# [What is asked]
Reproduce the entries from the beginning of the entries through the line containing "stair-direction-arrow-icon xyxy=(556,683,571,697)", inclusive, with "conservatory" replaced by "sunroom" and everything else left unchanged.

# [Entries provided]
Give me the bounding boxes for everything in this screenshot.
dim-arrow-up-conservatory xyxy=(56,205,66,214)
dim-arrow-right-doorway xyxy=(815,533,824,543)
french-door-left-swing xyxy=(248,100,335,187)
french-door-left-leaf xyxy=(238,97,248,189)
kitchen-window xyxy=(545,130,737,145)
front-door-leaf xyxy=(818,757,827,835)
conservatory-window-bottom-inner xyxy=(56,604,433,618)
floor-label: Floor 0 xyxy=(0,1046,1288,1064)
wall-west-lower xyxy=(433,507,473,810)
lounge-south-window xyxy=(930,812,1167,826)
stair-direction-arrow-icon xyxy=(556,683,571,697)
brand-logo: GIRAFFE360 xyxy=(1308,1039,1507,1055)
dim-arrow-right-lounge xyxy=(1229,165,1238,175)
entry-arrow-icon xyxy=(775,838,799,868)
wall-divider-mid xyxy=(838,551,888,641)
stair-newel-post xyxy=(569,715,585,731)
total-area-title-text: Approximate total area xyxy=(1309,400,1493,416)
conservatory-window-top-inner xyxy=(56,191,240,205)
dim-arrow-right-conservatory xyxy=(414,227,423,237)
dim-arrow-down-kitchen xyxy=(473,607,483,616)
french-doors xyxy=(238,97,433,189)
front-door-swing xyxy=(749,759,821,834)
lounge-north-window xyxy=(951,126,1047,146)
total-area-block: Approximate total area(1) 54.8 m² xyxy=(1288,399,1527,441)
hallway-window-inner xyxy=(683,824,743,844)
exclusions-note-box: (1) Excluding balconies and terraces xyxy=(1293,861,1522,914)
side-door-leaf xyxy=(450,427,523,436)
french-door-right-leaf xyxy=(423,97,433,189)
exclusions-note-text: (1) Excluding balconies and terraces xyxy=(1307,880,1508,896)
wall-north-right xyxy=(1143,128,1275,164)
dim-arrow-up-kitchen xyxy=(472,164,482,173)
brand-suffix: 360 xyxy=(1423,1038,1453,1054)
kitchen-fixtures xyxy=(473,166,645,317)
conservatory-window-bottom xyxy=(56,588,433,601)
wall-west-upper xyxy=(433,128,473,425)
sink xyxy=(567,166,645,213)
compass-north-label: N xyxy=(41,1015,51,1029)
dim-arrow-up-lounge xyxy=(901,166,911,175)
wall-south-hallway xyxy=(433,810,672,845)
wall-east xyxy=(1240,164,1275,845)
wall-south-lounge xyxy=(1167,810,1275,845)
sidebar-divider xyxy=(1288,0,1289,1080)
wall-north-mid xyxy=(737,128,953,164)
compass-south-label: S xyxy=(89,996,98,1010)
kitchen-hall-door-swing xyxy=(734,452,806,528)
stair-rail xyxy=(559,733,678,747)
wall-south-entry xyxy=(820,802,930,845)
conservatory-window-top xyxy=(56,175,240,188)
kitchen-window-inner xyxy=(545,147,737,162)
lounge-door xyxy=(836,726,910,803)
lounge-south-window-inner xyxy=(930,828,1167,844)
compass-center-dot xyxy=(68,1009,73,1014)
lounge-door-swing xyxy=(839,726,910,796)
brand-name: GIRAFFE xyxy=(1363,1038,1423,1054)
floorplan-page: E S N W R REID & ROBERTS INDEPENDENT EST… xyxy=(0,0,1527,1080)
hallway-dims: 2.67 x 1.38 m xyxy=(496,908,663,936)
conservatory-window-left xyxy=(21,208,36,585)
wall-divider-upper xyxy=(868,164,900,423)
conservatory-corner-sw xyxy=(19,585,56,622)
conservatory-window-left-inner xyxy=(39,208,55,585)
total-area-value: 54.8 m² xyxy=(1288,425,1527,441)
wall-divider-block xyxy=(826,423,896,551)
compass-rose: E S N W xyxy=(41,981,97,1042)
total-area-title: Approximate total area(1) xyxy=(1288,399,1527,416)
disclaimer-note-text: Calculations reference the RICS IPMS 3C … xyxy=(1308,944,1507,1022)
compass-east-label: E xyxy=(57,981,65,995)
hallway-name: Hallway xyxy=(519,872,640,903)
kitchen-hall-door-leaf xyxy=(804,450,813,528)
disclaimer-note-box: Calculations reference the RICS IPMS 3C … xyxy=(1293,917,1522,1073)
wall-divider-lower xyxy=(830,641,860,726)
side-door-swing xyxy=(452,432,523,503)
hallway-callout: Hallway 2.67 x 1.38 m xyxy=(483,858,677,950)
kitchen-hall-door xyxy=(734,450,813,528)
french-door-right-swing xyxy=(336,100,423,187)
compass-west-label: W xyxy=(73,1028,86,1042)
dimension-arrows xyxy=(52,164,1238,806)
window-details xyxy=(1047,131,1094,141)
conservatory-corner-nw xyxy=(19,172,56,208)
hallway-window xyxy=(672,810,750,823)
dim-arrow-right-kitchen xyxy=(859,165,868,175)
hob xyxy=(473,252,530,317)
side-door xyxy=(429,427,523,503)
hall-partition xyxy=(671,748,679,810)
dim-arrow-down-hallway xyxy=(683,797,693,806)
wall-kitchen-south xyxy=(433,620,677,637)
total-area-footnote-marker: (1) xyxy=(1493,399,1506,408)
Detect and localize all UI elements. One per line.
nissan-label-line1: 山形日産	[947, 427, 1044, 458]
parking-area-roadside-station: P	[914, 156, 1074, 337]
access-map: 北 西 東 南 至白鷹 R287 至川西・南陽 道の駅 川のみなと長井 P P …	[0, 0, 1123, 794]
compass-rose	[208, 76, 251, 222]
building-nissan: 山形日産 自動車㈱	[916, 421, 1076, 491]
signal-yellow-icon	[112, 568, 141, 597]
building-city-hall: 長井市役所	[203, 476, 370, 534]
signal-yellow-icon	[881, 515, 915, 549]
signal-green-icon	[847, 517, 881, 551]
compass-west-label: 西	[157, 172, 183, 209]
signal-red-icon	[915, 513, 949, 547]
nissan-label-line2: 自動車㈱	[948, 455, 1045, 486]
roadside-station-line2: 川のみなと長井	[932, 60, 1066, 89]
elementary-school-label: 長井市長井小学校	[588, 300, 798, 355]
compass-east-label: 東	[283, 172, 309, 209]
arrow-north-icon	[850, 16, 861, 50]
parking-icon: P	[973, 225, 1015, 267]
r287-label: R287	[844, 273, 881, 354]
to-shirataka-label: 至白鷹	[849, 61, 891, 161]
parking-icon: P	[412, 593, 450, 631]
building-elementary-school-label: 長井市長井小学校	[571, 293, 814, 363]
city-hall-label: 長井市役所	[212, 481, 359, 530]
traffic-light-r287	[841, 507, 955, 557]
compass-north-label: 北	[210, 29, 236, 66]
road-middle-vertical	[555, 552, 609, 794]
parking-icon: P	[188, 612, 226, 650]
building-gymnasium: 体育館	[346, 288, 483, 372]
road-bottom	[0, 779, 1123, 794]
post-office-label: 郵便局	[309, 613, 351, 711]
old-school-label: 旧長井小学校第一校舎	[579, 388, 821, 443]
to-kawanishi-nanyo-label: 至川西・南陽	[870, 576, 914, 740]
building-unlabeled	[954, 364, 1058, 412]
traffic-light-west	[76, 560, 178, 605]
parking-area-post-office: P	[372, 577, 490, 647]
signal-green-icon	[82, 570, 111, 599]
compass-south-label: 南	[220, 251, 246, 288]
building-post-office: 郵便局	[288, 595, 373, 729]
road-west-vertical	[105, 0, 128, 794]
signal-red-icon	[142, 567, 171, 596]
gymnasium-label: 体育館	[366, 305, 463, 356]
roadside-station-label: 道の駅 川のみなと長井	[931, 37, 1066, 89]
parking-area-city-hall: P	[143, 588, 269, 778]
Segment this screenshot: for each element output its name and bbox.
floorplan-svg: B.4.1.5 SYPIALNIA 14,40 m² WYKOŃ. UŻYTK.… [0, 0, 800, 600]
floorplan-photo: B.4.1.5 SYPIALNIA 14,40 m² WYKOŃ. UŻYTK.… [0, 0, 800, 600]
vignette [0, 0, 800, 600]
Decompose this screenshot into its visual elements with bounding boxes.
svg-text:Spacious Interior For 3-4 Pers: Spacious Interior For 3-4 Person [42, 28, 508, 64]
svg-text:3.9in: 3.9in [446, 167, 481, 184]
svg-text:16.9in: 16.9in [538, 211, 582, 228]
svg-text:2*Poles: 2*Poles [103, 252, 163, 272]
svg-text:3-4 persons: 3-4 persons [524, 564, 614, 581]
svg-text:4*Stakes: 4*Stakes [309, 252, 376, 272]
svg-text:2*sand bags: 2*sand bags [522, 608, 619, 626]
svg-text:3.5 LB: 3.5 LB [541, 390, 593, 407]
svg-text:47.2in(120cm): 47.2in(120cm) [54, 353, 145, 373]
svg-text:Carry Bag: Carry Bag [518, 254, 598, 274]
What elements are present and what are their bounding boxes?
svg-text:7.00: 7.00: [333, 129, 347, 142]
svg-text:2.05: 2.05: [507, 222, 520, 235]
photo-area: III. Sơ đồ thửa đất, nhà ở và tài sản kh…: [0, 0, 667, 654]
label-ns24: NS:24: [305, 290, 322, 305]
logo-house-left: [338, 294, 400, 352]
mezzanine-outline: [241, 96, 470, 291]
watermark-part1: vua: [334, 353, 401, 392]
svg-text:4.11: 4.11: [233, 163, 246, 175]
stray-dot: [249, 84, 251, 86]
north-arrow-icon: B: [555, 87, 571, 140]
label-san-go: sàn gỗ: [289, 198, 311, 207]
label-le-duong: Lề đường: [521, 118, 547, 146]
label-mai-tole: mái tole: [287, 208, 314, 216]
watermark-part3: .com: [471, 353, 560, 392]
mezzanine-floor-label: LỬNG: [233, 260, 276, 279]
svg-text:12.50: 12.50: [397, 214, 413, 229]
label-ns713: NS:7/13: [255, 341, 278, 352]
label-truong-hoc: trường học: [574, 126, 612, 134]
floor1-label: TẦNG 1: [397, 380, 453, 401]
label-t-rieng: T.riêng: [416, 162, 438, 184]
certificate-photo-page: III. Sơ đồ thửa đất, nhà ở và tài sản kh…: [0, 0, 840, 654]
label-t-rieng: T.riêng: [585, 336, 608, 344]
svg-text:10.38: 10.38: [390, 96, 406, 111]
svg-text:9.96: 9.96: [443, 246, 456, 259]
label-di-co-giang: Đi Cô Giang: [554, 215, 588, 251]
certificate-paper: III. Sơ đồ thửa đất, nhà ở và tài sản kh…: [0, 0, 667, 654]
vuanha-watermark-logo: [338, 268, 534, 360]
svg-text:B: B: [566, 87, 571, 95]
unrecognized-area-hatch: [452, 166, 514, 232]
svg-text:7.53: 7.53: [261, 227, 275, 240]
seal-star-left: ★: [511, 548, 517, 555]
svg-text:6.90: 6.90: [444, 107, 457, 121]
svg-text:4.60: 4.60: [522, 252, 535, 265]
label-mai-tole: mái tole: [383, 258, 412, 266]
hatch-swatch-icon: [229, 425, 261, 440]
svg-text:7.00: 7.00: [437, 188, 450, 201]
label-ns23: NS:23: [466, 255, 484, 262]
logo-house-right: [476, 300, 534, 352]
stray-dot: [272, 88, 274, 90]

# [Solution for this problem]
Give me the bounding boxes for everything in this screenshot.
dim-arrow-up-sunroom xyxy=(56,205,66,214)
dim-arrow-right-doorway xyxy=(815,533,824,543)
french-door-left-swing xyxy=(248,100,335,187)
french-door-left-leaf xyxy=(238,97,248,189)
kitchen-window xyxy=(545,130,737,145)
front-door-leaf xyxy=(818,757,827,835)
sunroom-window-bottom-inner xyxy=(56,604,433,618)
floor-label: Floor 0 xyxy=(0,1046,1288,1064)
wall-west-lower xyxy=(433,507,473,810)
lounge-south-window xyxy=(930,812,1167,826)
stair-direction-arrow-icon xyxy=(556,683,571,697)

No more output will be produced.